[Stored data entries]
——————————

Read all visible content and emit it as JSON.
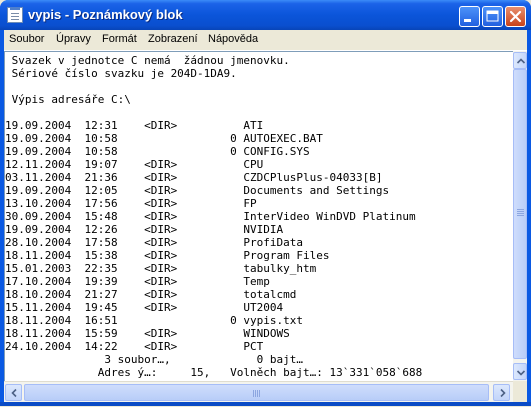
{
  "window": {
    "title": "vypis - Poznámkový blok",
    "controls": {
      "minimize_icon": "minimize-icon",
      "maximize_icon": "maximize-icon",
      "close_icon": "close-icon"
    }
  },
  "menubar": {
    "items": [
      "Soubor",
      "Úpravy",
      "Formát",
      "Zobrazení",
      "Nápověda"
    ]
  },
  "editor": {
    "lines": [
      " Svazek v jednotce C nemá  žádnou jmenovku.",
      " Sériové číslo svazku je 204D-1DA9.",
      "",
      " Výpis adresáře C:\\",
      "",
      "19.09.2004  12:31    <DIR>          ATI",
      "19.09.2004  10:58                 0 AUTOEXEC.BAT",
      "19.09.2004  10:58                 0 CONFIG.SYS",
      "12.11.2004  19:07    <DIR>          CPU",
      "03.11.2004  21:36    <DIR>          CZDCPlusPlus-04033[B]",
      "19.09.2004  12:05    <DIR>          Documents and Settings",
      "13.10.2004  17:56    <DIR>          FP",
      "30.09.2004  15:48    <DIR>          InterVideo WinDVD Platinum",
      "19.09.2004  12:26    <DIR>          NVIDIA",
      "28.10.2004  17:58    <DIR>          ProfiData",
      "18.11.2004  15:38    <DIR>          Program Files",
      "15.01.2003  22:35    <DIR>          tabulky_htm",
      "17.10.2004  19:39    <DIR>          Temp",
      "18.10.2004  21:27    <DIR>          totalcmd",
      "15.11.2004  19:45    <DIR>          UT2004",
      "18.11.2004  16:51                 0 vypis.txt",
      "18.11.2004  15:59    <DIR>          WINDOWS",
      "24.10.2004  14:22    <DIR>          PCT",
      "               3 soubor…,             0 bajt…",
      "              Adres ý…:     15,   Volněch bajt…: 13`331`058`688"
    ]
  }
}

——————————

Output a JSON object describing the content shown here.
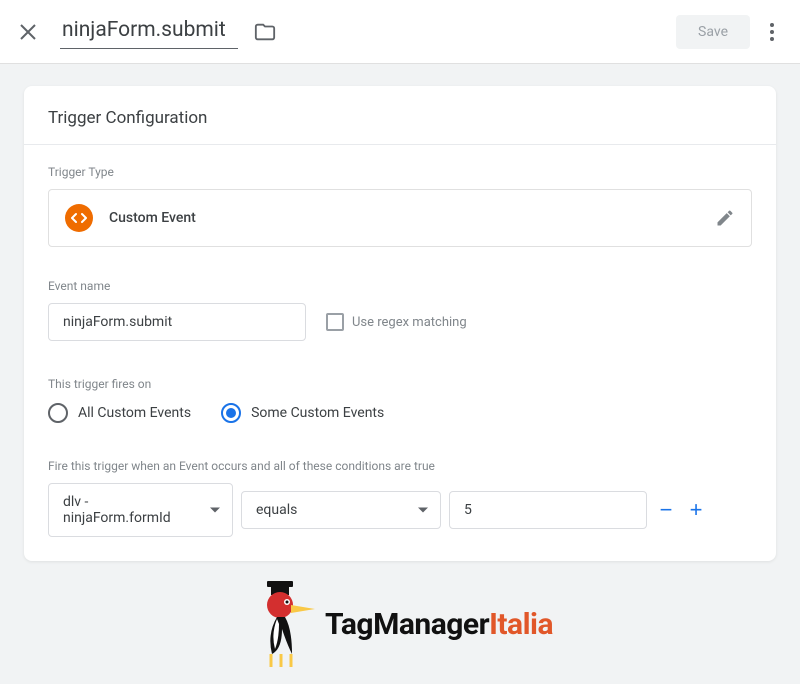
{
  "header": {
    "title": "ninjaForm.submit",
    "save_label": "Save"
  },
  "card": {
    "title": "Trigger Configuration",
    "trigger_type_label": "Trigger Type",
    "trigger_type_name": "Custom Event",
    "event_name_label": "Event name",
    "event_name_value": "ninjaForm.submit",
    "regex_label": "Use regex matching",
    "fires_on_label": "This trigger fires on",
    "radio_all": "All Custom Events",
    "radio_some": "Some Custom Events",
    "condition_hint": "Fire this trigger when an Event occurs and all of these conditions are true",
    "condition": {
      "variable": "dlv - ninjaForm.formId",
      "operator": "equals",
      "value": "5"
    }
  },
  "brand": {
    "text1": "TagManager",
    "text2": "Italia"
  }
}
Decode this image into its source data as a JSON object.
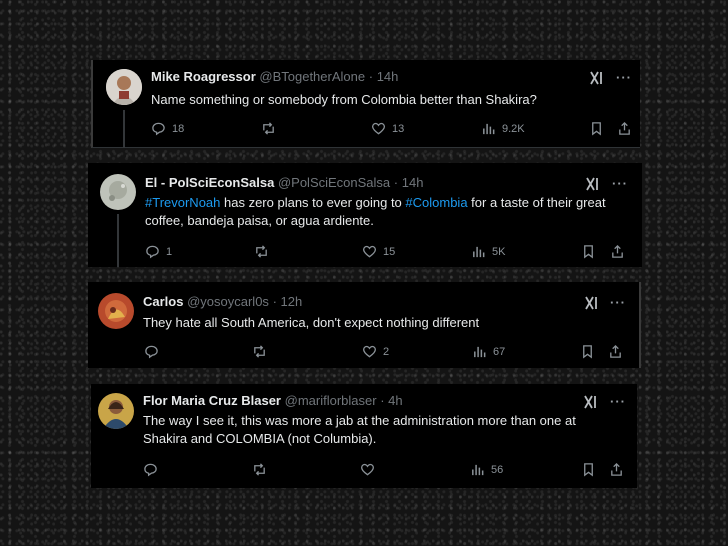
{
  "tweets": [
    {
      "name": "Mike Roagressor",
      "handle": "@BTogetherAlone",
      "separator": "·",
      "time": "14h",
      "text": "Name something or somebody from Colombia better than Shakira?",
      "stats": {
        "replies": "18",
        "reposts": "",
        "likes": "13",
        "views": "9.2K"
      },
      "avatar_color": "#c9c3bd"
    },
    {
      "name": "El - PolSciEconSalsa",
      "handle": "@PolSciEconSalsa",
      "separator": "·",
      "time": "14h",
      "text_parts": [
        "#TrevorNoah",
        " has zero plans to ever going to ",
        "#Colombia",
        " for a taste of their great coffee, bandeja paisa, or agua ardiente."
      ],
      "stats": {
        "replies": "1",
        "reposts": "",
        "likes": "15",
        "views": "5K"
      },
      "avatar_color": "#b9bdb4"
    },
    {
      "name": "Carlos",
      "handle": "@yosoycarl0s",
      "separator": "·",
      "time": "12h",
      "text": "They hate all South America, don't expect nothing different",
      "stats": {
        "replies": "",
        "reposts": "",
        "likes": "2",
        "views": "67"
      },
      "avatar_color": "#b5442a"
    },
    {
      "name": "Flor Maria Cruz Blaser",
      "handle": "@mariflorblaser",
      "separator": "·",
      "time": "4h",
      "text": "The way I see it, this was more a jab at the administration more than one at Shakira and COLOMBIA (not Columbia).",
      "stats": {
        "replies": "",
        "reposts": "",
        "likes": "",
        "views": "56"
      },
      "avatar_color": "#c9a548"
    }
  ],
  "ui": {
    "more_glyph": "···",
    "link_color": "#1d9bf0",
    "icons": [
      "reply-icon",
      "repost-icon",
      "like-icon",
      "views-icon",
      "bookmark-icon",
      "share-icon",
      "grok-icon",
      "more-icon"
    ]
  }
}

——————————

▶ [TASK DIRECTIONS]:
Which lines contain "handle"? Show each of them.

▶ [SOLUTION FOR THIS TASK]:
      "handle": "@BTogetherAlone",
      "handle": "@PolSciEconSalsa",
      "handle": "@yosoycarl0s",
      "handle": "@mariflorblaser",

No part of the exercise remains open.